- [Given instruction]: Repeat the whole listing below, word for word.

- [Input for this task]:
-----

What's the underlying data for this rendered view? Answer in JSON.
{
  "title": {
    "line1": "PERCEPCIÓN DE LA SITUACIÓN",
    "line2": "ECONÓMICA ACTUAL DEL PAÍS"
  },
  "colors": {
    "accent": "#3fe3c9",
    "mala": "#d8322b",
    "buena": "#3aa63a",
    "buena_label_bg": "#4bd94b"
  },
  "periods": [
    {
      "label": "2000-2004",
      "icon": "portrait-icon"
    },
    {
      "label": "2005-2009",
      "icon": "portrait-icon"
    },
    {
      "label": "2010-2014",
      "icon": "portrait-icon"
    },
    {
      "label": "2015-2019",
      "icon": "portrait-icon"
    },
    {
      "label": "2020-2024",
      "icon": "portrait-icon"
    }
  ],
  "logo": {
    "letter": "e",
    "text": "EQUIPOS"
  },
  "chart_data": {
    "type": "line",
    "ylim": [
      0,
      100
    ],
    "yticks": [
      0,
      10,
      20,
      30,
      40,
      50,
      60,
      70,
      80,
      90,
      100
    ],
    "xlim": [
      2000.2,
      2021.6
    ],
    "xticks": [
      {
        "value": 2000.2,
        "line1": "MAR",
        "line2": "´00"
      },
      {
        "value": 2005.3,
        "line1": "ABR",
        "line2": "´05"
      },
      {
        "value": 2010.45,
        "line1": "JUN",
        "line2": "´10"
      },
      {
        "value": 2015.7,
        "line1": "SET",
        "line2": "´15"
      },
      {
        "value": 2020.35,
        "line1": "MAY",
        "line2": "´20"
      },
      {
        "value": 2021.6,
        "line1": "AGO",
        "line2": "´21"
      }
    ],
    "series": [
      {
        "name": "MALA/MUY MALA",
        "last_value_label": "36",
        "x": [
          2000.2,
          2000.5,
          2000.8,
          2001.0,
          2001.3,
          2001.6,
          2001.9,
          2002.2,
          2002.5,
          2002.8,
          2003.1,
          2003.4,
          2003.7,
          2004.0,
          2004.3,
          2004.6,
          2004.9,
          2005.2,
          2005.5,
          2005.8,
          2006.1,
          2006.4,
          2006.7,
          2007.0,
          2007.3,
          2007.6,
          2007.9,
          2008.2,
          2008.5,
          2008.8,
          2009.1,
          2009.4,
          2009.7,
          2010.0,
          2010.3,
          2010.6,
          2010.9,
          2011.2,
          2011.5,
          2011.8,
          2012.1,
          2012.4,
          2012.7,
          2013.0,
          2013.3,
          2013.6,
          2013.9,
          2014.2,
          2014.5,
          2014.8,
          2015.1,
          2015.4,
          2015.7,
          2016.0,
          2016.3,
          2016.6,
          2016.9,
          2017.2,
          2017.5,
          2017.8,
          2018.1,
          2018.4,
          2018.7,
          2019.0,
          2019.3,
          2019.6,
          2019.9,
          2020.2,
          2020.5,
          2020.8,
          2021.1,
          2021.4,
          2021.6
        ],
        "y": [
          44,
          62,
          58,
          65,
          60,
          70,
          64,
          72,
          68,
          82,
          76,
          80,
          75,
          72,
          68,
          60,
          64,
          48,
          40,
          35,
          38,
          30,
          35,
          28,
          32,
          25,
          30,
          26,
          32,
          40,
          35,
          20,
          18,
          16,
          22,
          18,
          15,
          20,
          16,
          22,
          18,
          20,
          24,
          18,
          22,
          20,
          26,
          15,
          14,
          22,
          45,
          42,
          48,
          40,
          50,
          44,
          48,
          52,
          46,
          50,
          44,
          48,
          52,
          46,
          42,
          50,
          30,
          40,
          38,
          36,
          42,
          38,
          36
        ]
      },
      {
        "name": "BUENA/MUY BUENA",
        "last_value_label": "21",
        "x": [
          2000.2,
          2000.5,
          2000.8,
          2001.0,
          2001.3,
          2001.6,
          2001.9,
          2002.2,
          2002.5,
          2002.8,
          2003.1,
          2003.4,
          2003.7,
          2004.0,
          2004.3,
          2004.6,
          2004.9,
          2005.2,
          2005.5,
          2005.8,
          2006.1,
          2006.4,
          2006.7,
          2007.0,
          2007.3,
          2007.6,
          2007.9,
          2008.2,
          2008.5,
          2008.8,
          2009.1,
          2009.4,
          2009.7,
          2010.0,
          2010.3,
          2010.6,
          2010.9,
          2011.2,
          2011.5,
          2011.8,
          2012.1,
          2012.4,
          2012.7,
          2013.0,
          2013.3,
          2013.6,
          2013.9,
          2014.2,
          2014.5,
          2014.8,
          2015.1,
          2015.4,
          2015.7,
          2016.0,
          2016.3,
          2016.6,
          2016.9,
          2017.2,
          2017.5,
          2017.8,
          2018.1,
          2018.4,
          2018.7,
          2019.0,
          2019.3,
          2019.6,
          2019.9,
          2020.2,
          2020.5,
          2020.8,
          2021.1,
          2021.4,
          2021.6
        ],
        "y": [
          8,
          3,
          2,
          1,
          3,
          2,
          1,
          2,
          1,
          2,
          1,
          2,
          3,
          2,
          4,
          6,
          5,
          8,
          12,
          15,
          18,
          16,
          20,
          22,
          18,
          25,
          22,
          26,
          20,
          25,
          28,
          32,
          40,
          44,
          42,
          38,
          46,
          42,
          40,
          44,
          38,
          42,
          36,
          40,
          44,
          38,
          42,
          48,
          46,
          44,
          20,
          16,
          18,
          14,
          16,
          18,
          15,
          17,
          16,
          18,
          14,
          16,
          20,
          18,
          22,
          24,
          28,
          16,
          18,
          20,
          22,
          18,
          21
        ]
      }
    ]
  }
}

-----

- [Response below]:
What's the underlying data for this rendered view? Answer in JSON.
{
  "title": {
    "line1": "PERCEPCIÓN DE LA SITUACIÓN",
    "line2": "ECONÓMICA ACTUAL DEL PAÍS"
  },
  "colors": {
    "accent": "#3fe3c9",
    "mala": "#d8322b",
    "buena": "#3aa63a",
    "buena_label_bg": "#4bd94b"
  },
  "periods": [
    {
      "label": "2000-2004",
      "icon": "portrait-icon"
    },
    {
      "label": "2005-2009",
      "icon": "portrait-icon"
    },
    {
      "label": "2010-2014",
      "icon": "portrait-icon"
    },
    {
      "label": "2015-2019",
      "icon": "portrait-icon"
    },
    {
      "label": "2020-2024",
      "icon": "portrait-icon"
    }
  ],
  "logo": {
    "letter": "e",
    "text": "EQUIPOS"
  },
  "chart_data": {
    "type": "line",
    "ylim": [
      0,
      100
    ],
    "yticks": [
      0,
      10,
      20,
      30,
      40,
      50,
      60,
      70,
      80,
      90,
      100
    ],
    "xlim": [
      2000.2,
      2021.6
    ],
    "xticks": [
      {
        "value": 2000.2,
        "line1": "MAR",
        "line2": "´00"
      },
      {
        "value": 2005.3,
        "line1": "ABR",
        "line2": "´05"
      },
      {
        "value": 2010.45,
        "line1": "JUN",
        "line2": "´10"
      },
      {
        "value": 2015.7,
        "line1": "SET",
        "line2": "´15"
      },
      {
        "value": 2020.35,
        "line1": "MAY",
        "line2": "´20"
      },
      {
        "value": 2021.6,
        "line1": "AGO",
        "line2": "´21"
      }
    ],
    "series": [
      {
        "name": "MALA/MUY MALA",
        "last_value_label": "36",
        "x": [
          2000.2,
          2000.5,
          2000.8,
          2001.0,
          2001.3,
          2001.6,
          2001.9,
          2002.2,
          2002.5,
          2002.8,
          2003.1,
          2003.4,
          2003.7,
          2004.0,
          2004.3,
          2004.6,
          2004.9,
          2005.2,
          2005.5,
          2005.8,
          2006.1,
          2006.4,
          2006.7,
          2007.0,
          2007.3,
          2007.6,
          2007.9,
          2008.2,
          2008.5,
          2008.8,
          2009.1,
          2009.4,
          2009.7,
          2010.0,
          2010.3,
          2010.6,
          2010.9,
          2011.2,
          2011.5,
          2011.8,
          2012.1,
          2012.4,
          2012.7,
          2013.0,
          2013.3,
          2013.6,
          2013.9,
          2014.2,
          2014.5,
          2014.8,
          2015.1,
          2015.4,
          2015.7,
          2016.0,
          2016.3,
          2016.6,
          2016.9,
          2017.2,
          2017.5,
          2017.8,
          2018.1,
          2018.4,
          2018.7,
          2019.0,
          2019.3,
          2019.6,
          2019.9,
          2020.2,
          2020.5,
          2020.8,
          2021.1,
          2021.4,
          2021.6
        ],
        "y": [
          44,
          62,
          58,
          65,
          60,
          70,
          64,
          72,
          68,
          82,
          76,
          80,
          75,
          72,
          68,
          60,
          64,
          48,
          40,
          35,
          38,
          30,
          35,
          28,
          32,
          25,
          30,
          26,
          32,
          40,
          35,
          20,
          18,
          16,
          22,
          18,
          15,
          20,
          16,
          22,
          18,
          20,
          24,
          18,
          22,
          20,
          26,
          15,
          14,
          22,
          45,
          42,
          48,
          40,
          50,
          44,
          48,
          52,
          46,
          50,
          44,
          48,
          52,
          46,
          42,
          50,
          30,
          40,
          38,
          36,
          42,
          38,
          36
        ]
      },
      {
        "name": "BUENA/MUY BUENA",
        "last_value_label": "21",
        "x": [
          2000.2,
          2000.5,
          2000.8,
          2001.0,
          2001.3,
          2001.6,
          2001.9,
          2002.2,
          2002.5,
          2002.8,
          2003.1,
          2003.4,
          2003.7,
          2004.0,
          2004.3,
          2004.6,
          2004.9,
          2005.2,
          2005.5,
          2005.8,
          2006.1,
          2006.4,
          2006.7,
          2007.0,
          2007.3,
          2007.6,
          2007.9,
          2008.2,
          2008.5,
          2008.8,
          2009.1,
          2009.4,
          2009.7,
          2010.0,
          2010.3,
          2010.6,
          2010.9,
          2011.2,
          2011.5,
          2011.8,
          2012.1,
          2012.4,
          2012.7,
          2013.0,
          2013.3,
          2013.6,
          2013.9,
          2014.2,
          2014.5,
          2014.8,
          2015.1,
          2015.4,
          2015.7,
          2016.0,
          2016.3,
          2016.6,
          2016.9,
          2017.2,
          2017.5,
          2017.8,
          2018.1,
          2018.4,
          2018.7,
          2019.0,
          2019.3,
          2019.6,
          2019.9,
          2020.2,
          2020.5,
          2020.8,
          2021.1,
          2021.4,
          2021.6
        ],
        "y": [
          8,
          3,
          2,
          1,
          3,
          2,
          1,
          2,
          1,
          2,
          1,
          2,
          3,
          2,
          4,
          6,
          5,
          8,
          12,
          15,
          18,
          16,
          20,
          22,
          18,
          25,
          22,
          26,
          20,
          25,
          28,
          32,
          40,
          44,
          42,
          38,
          46,
          42,
          40,
          44,
          38,
          42,
          36,
          40,
          44,
          38,
          42,
          48,
          46,
          44,
          20,
          16,
          18,
          14,
          16,
          18,
          15,
          17,
          16,
          18,
          14,
          16,
          20,
          18,
          22,
          24,
          28,
          16,
          18,
          20,
          22,
          18,
          21
        ]
      }
    ]
  }
}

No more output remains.